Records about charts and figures
☆ ☆ ☆ ☆ ☆ ☆ ☆

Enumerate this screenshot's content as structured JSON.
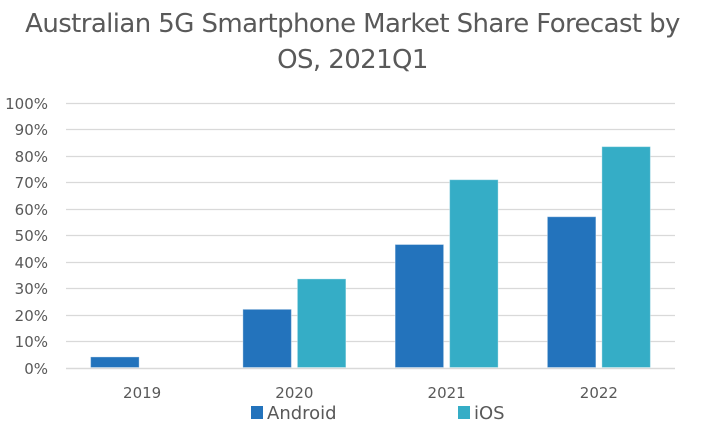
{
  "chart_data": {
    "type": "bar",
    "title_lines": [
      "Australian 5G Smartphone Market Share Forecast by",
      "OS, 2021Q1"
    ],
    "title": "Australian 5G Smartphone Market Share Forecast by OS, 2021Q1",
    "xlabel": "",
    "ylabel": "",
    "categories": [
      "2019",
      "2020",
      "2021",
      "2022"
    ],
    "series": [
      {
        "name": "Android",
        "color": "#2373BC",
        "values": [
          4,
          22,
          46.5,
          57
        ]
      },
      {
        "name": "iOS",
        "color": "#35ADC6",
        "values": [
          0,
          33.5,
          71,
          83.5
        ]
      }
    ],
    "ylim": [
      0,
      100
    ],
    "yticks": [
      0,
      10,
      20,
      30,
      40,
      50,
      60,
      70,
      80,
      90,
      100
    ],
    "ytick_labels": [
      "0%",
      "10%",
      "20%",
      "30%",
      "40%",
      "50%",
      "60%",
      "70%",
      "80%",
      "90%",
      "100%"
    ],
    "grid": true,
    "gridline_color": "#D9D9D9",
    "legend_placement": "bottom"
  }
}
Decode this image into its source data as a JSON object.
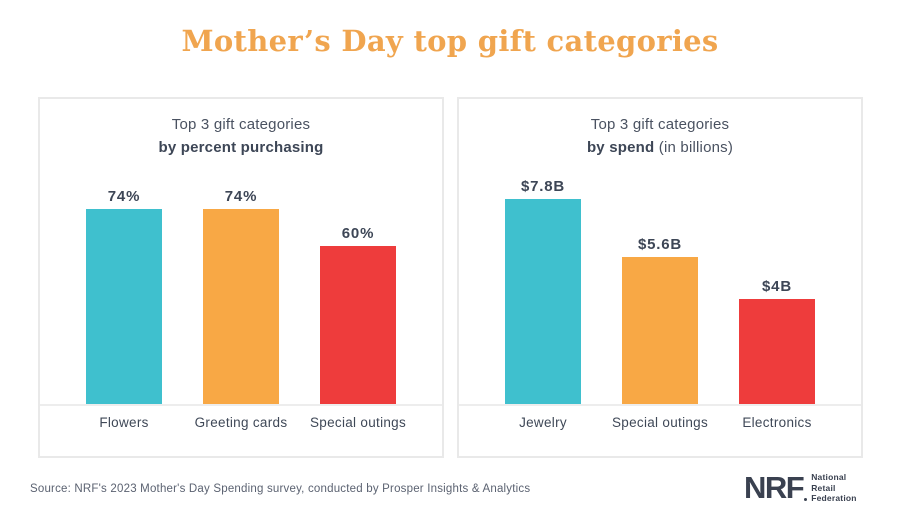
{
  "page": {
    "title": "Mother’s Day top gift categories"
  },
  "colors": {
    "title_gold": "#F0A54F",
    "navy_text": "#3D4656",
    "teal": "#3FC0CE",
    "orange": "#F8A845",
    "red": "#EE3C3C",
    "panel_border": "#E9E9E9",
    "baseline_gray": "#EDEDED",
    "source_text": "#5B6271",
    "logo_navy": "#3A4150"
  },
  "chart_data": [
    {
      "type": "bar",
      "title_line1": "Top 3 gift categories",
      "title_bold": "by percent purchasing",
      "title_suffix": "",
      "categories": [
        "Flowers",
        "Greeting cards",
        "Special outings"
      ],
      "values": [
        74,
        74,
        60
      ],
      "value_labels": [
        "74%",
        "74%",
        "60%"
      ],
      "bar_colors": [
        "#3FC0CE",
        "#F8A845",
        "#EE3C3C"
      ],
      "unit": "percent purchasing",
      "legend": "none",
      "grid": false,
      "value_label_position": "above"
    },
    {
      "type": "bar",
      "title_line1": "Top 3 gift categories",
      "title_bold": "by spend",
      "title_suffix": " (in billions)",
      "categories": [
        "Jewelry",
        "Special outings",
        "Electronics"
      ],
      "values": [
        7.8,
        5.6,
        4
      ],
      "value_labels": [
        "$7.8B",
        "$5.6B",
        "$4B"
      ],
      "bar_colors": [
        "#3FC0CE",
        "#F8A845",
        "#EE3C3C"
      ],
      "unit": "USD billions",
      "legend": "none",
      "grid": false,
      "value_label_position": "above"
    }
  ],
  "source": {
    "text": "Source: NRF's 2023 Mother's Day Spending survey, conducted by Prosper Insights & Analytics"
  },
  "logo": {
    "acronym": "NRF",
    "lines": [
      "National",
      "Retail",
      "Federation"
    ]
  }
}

☆ ☆ ☆ ☆ ☆ ☆ ☆

### [WRITTEN TASK]
Copy each line above precisely, dropping the pictures.

### [RESULT FOR THIS TASK]
Enumerate this screenshot's content as structured JSON.
{
  "chart_data": {
    "type": "bar",
    "title_lines": [
      "Australian 5G Smartphone Market Share Forecast by",
      "OS, 2021Q1"
    ],
    "title": "Australian 5G Smartphone Market Share Forecast by OS, 2021Q1",
    "xlabel": "",
    "ylabel": "",
    "categories": [
      "2019",
      "2020",
      "2021",
      "2022"
    ],
    "series": [
      {
        "name": "Android",
        "color": "#2373BC",
        "values": [
          4,
          22,
          46.5,
          57
        ]
      },
      {
        "name": "iOS",
        "color": "#35ADC6",
        "values": [
          0,
          33.5,
          71,
          83.5
        ]
      }
    ],
    "ylim": [
      0,
      100
    ],
    "yticks": [
      0,
      10,
      20,
      30,
      40,
      50,
      60,
      70,
      80,
      90,
      100
    ],
    "ytick_labels": [
      "0%",
      "10%",
      "20%",
      "30%",
      "40%",
      "50%",
      "60%",
      "70%",
      "80%",
      "90%",
      "100%"
    ],
    "grid": true,
    "gridline_color": "#D9D9D9",
    "legend_placement": "bottom"
  }
}
Decode this image into its source data as a JSON object.
{
  "page": {
    "title": "Mother’s Day top gift categories"
  },
  "colors": {
    "title_gold": "#F0A54F",
    "navy_text": "#3D4656",
    "teal": "#3FC0CE",
    "orange": "#F8A845",
    "red": "#EE3C3C",
    "panel_border": "#E9E9E9",
    "baseline_gray": "#EDEDED",
    "source_text": "#5B6271",
    "logo_navy": "#3A4150"
  },
  "chart_data": [
    {
      "type": "bar",
      "title_line1": "Top 3 gift categories",
      "title_bold": "by percent purchasing",
      "title_suffix": "",
      "categories": [
        "Flowers",
        "Greeting cards",
        "Special outings"
      ],
      "values": [
        74,
        74,
        60
      ],
      "value_labels": [
        "74%",
        "74%",
        "60%"
      ],
      "bar_colors": [
        "#3FC0CE",
        "#F8A845",
        "#EE3C3C"
      ],
      "unit": "percent purchasing",
      "legend": "none",
      "grid": false,
      "value_label_position": "above"
    },
    {
      "type": "bar",
      "title_line1": "Top 3 gift categories",
      "title_bold": "by spend",
      "title_suffix": " (in billions)",
      "categories": [
        "Jewelry",
        "Special outings",
        "Electronics"
      ],
      "values": [
        7.8,
        5.6,
        4
      ],
      "value_labels": [
        "$7.8B",
        "$5.6B",
        "$4B"
      ],
      "bar_colors": [
        "#3FC0CE",
        "#F8A845",
        "#EE3C3C"
      ],
      "unit": "USD billions",
      "legend": "none",
      "grid": false,
      "value_label_position": "above"
    }
  ],
  "source": {
    "text": "Source: NRF's 2023 Mother's Day Spending survey, conducted by Prosper Insights & Analytics"
  },
  "logo": {
    "acronym": "NRF",
    "lines": [
      "National",
      "Retail",
      "Federation"
    ]
  }
}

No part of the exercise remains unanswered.